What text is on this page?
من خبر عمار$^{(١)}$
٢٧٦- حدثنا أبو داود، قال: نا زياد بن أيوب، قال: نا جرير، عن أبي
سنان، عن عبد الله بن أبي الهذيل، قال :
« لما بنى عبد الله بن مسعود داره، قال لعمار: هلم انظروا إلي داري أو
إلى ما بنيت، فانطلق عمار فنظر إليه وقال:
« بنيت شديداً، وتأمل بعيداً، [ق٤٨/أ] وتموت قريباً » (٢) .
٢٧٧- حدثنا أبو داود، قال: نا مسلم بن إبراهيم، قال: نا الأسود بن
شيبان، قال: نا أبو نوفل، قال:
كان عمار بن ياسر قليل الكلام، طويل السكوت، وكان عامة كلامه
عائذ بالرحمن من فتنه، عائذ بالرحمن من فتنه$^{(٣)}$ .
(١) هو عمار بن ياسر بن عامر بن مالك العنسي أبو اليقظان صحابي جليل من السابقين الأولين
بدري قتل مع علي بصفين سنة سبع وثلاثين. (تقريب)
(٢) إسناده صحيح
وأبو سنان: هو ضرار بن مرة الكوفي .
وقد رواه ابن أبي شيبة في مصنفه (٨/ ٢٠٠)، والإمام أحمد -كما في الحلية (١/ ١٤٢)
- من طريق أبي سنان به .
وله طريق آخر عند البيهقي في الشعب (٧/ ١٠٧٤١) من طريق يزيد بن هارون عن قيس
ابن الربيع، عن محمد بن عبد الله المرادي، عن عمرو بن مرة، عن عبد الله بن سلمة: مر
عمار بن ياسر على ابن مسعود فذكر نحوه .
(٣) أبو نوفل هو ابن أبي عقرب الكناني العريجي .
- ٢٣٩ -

============

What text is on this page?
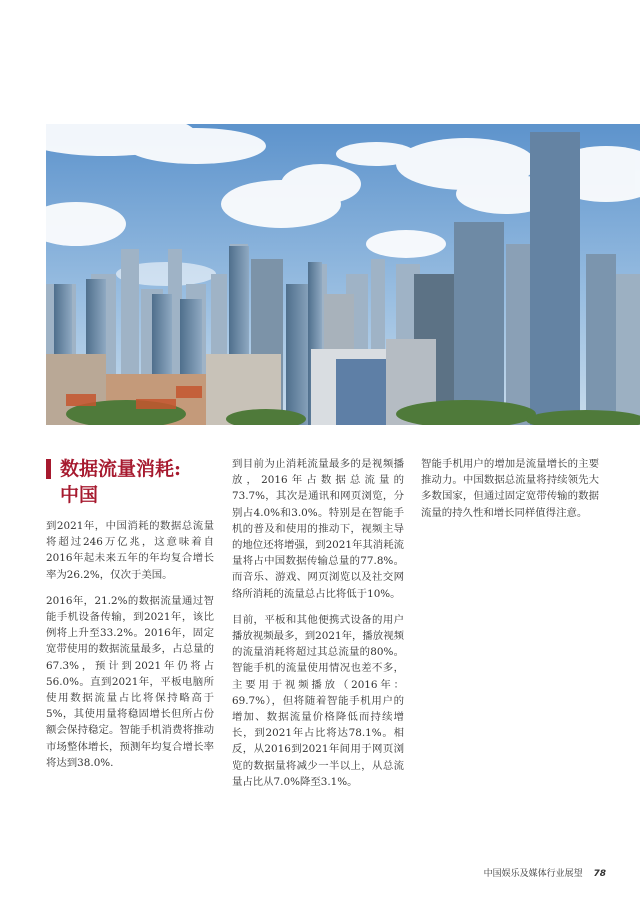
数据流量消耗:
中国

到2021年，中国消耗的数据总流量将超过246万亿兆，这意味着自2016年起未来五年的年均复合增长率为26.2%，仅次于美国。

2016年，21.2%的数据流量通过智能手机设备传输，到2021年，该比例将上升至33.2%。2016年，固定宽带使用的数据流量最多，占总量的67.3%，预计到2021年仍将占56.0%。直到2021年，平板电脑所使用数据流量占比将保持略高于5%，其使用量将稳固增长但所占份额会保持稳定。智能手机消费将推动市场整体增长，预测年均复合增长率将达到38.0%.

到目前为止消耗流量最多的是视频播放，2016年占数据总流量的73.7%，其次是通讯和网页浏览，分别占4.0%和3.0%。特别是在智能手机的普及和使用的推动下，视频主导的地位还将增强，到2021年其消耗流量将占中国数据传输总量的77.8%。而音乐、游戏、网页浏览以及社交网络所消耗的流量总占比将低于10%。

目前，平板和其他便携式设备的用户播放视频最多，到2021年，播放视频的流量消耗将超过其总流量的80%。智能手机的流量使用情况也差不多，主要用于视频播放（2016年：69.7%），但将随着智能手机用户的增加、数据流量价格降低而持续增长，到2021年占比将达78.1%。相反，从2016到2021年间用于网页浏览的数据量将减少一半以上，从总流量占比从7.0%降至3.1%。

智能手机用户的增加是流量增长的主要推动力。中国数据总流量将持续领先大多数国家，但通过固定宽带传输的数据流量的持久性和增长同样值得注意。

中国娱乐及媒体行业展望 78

============

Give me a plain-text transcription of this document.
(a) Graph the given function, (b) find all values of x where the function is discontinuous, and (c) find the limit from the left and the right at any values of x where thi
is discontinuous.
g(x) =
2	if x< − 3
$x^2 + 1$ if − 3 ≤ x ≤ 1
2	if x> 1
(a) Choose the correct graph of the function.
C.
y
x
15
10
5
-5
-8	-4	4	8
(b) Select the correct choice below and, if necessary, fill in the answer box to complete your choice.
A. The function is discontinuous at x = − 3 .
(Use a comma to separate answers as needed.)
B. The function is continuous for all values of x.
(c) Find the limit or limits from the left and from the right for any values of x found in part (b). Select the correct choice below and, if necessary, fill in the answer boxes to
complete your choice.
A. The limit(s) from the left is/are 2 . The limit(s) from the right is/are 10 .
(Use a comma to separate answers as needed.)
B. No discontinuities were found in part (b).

============

TASK:
Return each full line of the entries that contains the word "حدثنا".

OUTPUT:
٢٧٦- حدثنا أبو داود، قال: نا زياد بن أيوب، قال: نا جرير، عن أبي
٢٧٧- حدثنا أبو داود، قال: نا مسلم بن إبراهيم، قال: نا الأسود بن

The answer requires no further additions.